- [TASK DESCRIPTION] Write out the records word for word, from the very start through the line containing "Text: 24: 24 (436, 27, 448, 36)".

(Annotated element listings)
------------------------------------------------------------------------

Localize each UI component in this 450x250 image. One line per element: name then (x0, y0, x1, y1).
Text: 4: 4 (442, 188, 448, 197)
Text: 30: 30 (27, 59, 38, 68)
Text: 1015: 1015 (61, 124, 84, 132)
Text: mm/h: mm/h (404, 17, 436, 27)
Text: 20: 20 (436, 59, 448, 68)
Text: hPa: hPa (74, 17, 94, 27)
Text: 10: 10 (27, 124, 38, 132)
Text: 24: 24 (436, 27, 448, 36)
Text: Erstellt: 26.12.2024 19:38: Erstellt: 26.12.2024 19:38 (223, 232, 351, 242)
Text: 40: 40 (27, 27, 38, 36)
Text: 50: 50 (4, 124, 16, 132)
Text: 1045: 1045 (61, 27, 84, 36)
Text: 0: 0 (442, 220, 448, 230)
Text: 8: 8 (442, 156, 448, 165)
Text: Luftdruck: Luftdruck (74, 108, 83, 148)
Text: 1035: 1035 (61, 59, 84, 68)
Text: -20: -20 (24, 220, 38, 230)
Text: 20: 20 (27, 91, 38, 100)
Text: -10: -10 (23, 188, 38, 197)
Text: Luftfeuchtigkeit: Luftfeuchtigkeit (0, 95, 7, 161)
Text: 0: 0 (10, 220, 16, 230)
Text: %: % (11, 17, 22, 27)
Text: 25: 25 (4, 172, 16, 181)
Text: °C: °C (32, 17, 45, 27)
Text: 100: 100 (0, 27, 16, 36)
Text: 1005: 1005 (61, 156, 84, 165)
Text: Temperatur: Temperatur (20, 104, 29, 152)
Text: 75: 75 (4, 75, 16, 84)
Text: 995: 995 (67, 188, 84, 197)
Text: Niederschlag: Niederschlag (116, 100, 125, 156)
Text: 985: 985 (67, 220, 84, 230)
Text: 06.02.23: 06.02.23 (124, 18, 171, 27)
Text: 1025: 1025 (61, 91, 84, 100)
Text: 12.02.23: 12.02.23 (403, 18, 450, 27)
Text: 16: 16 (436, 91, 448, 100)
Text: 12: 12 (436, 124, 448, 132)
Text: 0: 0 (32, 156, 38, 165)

------------------------------------------------------------------------

- [SOLUTION TO THE EXERCISE]
Localize each UI component in this 450x250 image. One line per element: name then (x0, y0, x1, y1).
Text: 4: 4 (442, 188, 448, 197)
Text: 30: 30 (27, 59, 38, 68)
Text: 1015: 1015 (61, 124, 84, 132)
Text: mm/h: mm/h (404, 17, 436, 27)
Text: 20: 20 (436, 59, 448, 68)
Text: hPa: hPa (74, 17, 94, 27)
Text: 10: 10 (27, 124, 38, 132)
Text: 24: 24 (436, 27, 448, 36)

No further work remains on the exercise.